Work to complete: Write each line out exactly, leaving none out.

Provided records:
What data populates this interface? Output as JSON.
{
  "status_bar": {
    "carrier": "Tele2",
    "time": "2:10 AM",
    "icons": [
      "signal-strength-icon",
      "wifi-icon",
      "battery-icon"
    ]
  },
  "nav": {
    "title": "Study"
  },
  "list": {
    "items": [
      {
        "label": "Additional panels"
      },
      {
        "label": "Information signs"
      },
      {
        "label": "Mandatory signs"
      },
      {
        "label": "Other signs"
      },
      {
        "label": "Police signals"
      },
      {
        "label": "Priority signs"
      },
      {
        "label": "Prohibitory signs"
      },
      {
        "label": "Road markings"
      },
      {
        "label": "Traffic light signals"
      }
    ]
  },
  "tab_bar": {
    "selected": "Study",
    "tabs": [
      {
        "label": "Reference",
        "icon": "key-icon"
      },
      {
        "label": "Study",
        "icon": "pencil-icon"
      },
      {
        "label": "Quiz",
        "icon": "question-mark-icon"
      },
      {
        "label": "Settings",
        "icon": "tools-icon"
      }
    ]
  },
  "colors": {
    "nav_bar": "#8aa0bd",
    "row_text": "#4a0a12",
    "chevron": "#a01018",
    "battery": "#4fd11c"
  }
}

Task result:
What data populates this interface? Output as JSON.
{
  "status_bar": {
    "carrier": "Tele2",
    "time": "2:10 AM",
    "icons": [
      "signal-strength-icon",
      "wifi-icon",
      "battery-icon"
    ]
  },
  "nav": {
    "title": "Study"
  },
  "list": {
    "items": [
      {
        "label": "Additional panels"
      },
      {
        "label": "Information signs"
      },
      {
        "label": "Mandatory signs"
      },
      {
        "label": "Other signs"
      },
      {
        "label": "Police signals"
      },
      {
        "label": "Priority signs"
      },
      {
        "label": "Prohibitory signs"
      },
      {
        "label": "Road markings"
      },
      {
        "label": "Traffic light signals"
      }
    ]
  },
  "tab_bar": {
    "selected": "Study",
    "tabs": [
      {
        "label": "Reference",
        "icon": "key-icon"
      },
      {
        "label": "Study",
        "icon": "pencil-icon"
      },
      {
        "label": "Quiz",
        "icon": "question-mark-icon"
      },
      {
        "label": "Settings",
        "icon": "tools-icon"
      }
    ]
  },
  "colors": {
    "nav_bar": "#8aa0bd",
    "row_text": "#4a0a12",
    "chevron": "#a01018",
    "battery": "#4fd11c"
  }
}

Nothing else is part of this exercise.